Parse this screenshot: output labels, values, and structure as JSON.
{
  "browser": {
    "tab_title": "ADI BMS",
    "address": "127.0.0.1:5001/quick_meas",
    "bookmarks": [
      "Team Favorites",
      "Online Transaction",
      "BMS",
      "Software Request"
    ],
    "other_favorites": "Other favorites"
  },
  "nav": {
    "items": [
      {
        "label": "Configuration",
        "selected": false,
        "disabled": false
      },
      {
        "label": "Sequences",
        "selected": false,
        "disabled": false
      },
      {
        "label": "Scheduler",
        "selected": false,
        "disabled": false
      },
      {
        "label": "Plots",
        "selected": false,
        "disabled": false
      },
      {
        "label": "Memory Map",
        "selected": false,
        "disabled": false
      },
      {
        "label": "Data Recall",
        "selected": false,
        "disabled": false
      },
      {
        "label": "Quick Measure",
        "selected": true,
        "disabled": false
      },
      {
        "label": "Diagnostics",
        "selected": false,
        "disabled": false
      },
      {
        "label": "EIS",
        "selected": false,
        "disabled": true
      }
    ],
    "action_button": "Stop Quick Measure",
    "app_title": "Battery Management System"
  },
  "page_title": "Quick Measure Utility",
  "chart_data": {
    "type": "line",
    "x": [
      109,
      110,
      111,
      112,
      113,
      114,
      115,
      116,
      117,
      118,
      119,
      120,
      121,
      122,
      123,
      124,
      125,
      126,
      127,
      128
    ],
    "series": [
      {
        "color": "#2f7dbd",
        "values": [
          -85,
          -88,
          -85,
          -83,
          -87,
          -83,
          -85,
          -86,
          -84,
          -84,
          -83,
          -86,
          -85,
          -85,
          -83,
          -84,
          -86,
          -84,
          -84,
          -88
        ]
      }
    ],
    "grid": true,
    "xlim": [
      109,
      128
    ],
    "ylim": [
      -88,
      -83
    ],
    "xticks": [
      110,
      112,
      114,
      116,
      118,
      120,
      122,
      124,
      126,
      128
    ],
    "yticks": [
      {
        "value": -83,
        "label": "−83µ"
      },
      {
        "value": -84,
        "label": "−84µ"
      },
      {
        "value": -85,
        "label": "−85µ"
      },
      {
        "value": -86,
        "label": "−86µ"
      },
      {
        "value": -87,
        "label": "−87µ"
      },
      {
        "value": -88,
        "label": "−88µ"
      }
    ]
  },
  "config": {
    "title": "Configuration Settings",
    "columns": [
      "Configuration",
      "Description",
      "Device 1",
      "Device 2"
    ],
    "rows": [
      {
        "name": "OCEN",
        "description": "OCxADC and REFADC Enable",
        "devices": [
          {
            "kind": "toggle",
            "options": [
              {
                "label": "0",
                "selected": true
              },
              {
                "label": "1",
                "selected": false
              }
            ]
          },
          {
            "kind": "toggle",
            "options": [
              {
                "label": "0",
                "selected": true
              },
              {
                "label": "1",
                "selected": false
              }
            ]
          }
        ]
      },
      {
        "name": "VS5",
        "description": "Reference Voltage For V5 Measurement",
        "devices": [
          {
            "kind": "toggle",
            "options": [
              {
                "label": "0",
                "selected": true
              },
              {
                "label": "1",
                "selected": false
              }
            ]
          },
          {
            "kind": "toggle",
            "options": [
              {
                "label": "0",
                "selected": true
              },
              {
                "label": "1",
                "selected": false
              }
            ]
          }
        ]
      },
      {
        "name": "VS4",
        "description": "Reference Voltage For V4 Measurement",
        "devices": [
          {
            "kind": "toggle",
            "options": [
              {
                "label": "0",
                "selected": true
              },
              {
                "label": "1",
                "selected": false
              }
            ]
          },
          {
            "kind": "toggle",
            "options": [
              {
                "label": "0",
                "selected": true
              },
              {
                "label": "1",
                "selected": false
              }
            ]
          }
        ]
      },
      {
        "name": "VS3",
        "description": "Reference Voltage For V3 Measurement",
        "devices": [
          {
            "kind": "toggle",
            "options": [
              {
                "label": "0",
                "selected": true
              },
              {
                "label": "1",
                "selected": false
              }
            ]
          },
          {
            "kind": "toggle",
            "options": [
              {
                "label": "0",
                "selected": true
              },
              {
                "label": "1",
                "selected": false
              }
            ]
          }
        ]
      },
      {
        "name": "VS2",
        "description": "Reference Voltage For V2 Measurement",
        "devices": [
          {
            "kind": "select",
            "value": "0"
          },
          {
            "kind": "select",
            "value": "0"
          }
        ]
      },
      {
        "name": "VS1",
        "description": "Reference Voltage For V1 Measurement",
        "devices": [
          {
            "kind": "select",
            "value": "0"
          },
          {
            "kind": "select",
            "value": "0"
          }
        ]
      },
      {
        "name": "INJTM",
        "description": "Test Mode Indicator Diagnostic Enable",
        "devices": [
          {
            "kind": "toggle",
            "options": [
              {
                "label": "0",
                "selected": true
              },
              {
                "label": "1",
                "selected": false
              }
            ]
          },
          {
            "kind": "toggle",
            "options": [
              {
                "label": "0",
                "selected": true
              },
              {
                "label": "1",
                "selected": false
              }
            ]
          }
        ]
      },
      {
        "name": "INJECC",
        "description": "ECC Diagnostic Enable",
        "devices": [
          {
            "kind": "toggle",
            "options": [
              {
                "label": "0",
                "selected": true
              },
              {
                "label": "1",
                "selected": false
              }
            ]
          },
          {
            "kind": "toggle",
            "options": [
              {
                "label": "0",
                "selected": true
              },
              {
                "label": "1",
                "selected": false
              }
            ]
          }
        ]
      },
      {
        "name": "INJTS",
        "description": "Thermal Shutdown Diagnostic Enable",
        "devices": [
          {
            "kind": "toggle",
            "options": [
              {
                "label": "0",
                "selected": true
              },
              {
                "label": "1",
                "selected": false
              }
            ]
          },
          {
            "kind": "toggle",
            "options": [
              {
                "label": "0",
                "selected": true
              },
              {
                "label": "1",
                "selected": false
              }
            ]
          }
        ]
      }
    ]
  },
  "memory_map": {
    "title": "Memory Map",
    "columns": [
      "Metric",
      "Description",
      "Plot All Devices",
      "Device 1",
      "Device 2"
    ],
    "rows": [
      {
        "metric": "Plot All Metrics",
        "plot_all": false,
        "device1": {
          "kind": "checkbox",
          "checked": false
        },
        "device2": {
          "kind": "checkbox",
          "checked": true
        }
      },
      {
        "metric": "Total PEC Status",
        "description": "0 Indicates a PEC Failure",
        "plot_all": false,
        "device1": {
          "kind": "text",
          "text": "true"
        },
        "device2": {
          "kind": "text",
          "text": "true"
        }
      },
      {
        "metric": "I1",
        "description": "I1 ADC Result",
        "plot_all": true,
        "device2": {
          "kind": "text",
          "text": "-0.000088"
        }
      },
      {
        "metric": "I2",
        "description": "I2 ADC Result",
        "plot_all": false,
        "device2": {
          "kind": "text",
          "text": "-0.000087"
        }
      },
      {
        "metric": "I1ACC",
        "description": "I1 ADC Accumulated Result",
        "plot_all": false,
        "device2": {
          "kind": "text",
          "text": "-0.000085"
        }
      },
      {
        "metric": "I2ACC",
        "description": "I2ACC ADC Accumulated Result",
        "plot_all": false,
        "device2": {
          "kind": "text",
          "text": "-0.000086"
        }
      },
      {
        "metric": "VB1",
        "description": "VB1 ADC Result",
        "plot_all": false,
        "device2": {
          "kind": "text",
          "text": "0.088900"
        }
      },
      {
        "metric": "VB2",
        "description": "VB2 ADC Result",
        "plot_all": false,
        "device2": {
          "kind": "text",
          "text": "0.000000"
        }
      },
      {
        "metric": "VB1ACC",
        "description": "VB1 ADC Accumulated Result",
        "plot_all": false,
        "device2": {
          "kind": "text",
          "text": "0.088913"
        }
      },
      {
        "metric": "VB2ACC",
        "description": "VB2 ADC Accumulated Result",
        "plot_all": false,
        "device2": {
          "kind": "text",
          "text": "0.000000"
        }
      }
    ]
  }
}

### [DIRECTIONS]
Using the data above, repeat every line exactly.

### [SOLUTION TO THIS EXERCISE]
Parse this screenshot: output labels, values, and structure as JSON.
{
  "browser": {
    "tab_title": "ADI BMS",
    "address": "127.0.0.1:5001/quick_meas",
    "bookmarks": [
      "Team Favorites",
      "Online Transaction",
      "BMS",
      "Software Request"
    ],
    "other_favorites": "Other favorites"
  },
  "nav": {
    "items": [
      {
        "label": "Configuration",
        "selected": false,
        "disabled": false
      },
      {
        "label": "Sequences",
        "selected": false,
        "disabled": false
      },
      {
        "label": "Scheduler",
        "selected": false,
        "disabled": false
      },
      {
        "label": "Plots",
        "selected": false,
        "disabled": false
      },
      {
        "label": "Memory Map",
        "selected": false,
        "disabled": false
      },
      {
        "label": "Data Recall",
        "selected": false,
        "disabled": false
      },
      {
        "label": "Quick Measure",
        "selected": true,
        "disabled": false
      },
      {
        "label": "Diagnostics",
        "selected": false,
        "disabled": false
      },
      {
        "label": "EIS",
        "selected": false,
        "disabled": true
      }
    ],
    "action_button": "Stop Quick Measure",
    "app_title": "Battery Management System"
  },
  "page_title": "Quick Measure Utility",
  "chart_data": {
    "type": "line",
    "x": [
      109,
      110,
      111,
      112,
      113,
      114,
      115,
      116,
      117,
      118,
      119,
      120,
      121,
      122,
      123,
      124,
      125,
      126,
      127,
      128
    ],
    "series": [
      {
        "color": "#2f7dbd",
        "values": [
          -85,
          -88,
          -85,
          -83,
          -87,
          -83,
          -85,
          -86,
          -84,
          -84,
          -83,
          -86,
          -85,
          -85,
          -83,
          -84,
          -86,
          -84,
          -84,
          -88
        ]
      }
    ],
    "grid": true,
    "xlim": [
      109,
      128
    ],
    "ylim": [
      -88,
      -83
    ],
    "xticks": [
      110,
      112,
      114,
      116,
      118,
      120,
      122,
      124,
      126,
      128
    ],
    "yticks": [
      {
        "value": -83,
        "label": "−83µ"
      },
      {
        "value": -84,
        "label": "−84µ"
      },
      {
        "value": -85,
        "label": "−85µ"
      },
      {
        "value": -86,
        "label": "−86µ"
      },
      {
        "value": -87,
        "label": "−87µ"
      },
      {
        "value": -88,
        "label": "−88µ"
      }
    ]
  },
  "config": {
    "title": "Configuration Settings",
    "columns": [
      "Configuration",
      "Description",
      "Device 1",
      "Device 2"
    ],
    "rows": [
      {
        "name": "OCEN",
        "description": "OCxADC and REFADC Enable",
        "devices": [
          {
            "kind": "toggle",
            "options": [
              {
                "label": "0",
                "selected": true
              },
              {
                "label": "1",
                "selected": false
              }
            ]
          },
          {
            "kind": "toggle",
            "options": [
              {
                "label": "0",
                "selected": true
              },
              {
                "label": "1",
                "selected": false
              }
            ]
          }
        ]
      },
      {
        "name": "VS5",
        "description": "Reference Voltage For V5 Measurement",
        "devices": [
          {
            "kind": "toggle",
            "options": [
              {
                "label": "0",
                "selected": true
              },
              {
                "label": "1",
                "selected": false
              }
            ]
          },
          {
            "kind": "toggle",
            "options": [
              {
                "label": "0",
                "selected": true
              },
              {
                "label": "1",
                "selected": false
              }
            ]
          }
        ]
      },
      {
        "name": "VS4",
        "description": "Reference Voltage For V4 Measurement",
        "devices": [
          {
            "kind": "toggle",
            "options": [
              {
                "label": "0",
                "selected": true
              },
              {
                "label": "1",
                "selected": false
              }
            ]
          },
          {
            "kind": "toggle",
            "options": [
              {
                "label": "0",
                "selected": true
              },
              {
                "label": "1",
                "selected": false
              }
            ]
          }
        ]
      },
      {
        "name": "VS3",
        "description": "Reference Voltage For V3 Measurement",
        "devices": [
          {
            "kind": "toggle",
            "options": [
              {
                "label": "0",
                "selected": true
              },
              {
                "label": "1",
                "selected": false
              }
            ]
          },
          {
            "kind": "toggle",
            "options": [
              {
                "label": "0",
                "selected": true
              },
              {
                "label": "1",
                "selected": false
              }
            ]
          }
        ]
      },
      {
        "name": "VS2",
        "description": "Reference Voltage For V2 Measurement",
        "devices": [
          {
            "kind": "select",
            "value": "0"
          },
          {
            "kind": "select",
            "value": "0"
          }
        ]
      },
      {
        "name": "VS1",
        "description": "Reference Voltage For V1 Measurement",
        "devices": [
          {
            "kind": "select",
            "value": "0"
          },
          {
            "kind": "select",
            "value": "0"
          }
        ]
      },
      {
        "name": "INJTM",
        "description": "Test Mode Indicator Diagnostic Enable",
        "devices": [
          {
            "kind": "toggle",
            "options": [
              {
                "label": "0",
                "selected": true
              },
              {
                "label": "1",
                "selected": false
              }
            ]
          },
          {
            "kind": "toggle",
            "options": [
              {
                "label": "0",
                "selected": true
              },
              {
                "label": "1",
                "selected": false
              }
            ]
          }
        ]
      },
      {
        "name": "INJECC",
        "description": "ECC Diagnostic Enable",
        "devices": [
          {
            "kind": "toggle",
            "options": [
              {
                "label": "0",
                "selected": true
              },
              {
                "label": "1",
                "selected": false
              }
            ]
          },
          {
            "kind": "toggle",
            "options": [
              {
                "label": "0",
                "selected": true
              },
              {
                "label": "1",
                "selected": false
              }
            ]
          }
        ]
      },
      {
        "name": "INJTS",
        "description": "Thermal Shutdown Diagnostic Enable",
        "devices": [
          {
            "kind": "toggle",
            "options": [
              {
                "label": "0",
                "selected": true
              },
              {
                "label": "1",
                "selected": false
              }
            ]
          },
          {
            "kind": "toggle",
            "options": [
              {
                "label": "0",
                "selected": true
              },
              {
                "label": "1",
                "selected": false
              }
            ]
          }
        ]
      }
    ]
  },
  "memory_map": {
    "title": "Memory Map",
    "columns": [
      "Metric",
      "Description",
      "Plot All Devices",
      "Device 1",
      "Device 2"
    ],
    "rows": [
      {
        "metric": "Plot All Metrics",
        "plot_all": false,
        "device1": {
          "kind": "checkbox",
          "checked": false
        },
        "device2": {
          "kind": "checkbox",
          "checked": true
        }
      },
      {
        "metric": "Total PEC Status",
        "description": "0 Indicates a PEC Failure",
        "plot_all": false,
        "device1": {
          "kind": "text",
          "text": "true"
        },
        "device2": {
          "kind": "text",
          "text": "true"
        }
      },
      {
        "metric": "I1",
        "description": "I1 ADC Result",
        "plot_all": true,
        "device2": {
          "kind": "text",
          "text": "-0.000088"
        }
      },
      {
        "metric": "I2",
        "description": "I2 ADC Result",
        "plot_all": false,
        "device2": {
          "kind": "text",
          "text": "-0.000087"
        }
      },
      {
        "metric": "I1ACC",
        "description": "I1 ADC Accumulated Result",
        "plot_all": false,
        "device2": {
          "kind": "text",
          "text": "-0.000085"
        }
      },
      {
        "metric": "I2ACC",
        "description": "I2ACC ADC Accumulated Result",
        "plot_all": false,
        "device2": {
          "kind": "text",
          "text": "-0.000086"
        }
      },
      {
        "metric": "VB1",
        "description": "VB1 ADC Result",
        "plot_all": false,
        "device2": {
          "kind": "text",
          "text": "0.088900"
        }
      },
      {
        "metric": "VB2",
        "description": "VB2 ADC Result",
        "plot_all": false,
        "device2": {
          "kind": "text",
          "text": "0.000000"
        }
      },
      {
        "metric": "VB1ACC",
        "description": "VB1 ADC Accumulated Result",
        "plot_all": false,
        "device2": {
          "kind": "text",
          "text": "0.088913"
        }
      },
      {
        "metric": "VB2ACC",
        "description": "VB2 ADC Accumulated Result",
        "plot_all": false,
        "device2": {
          "kind": "text",
          "text": "0.000000"
        }
      }
    ]
  }
}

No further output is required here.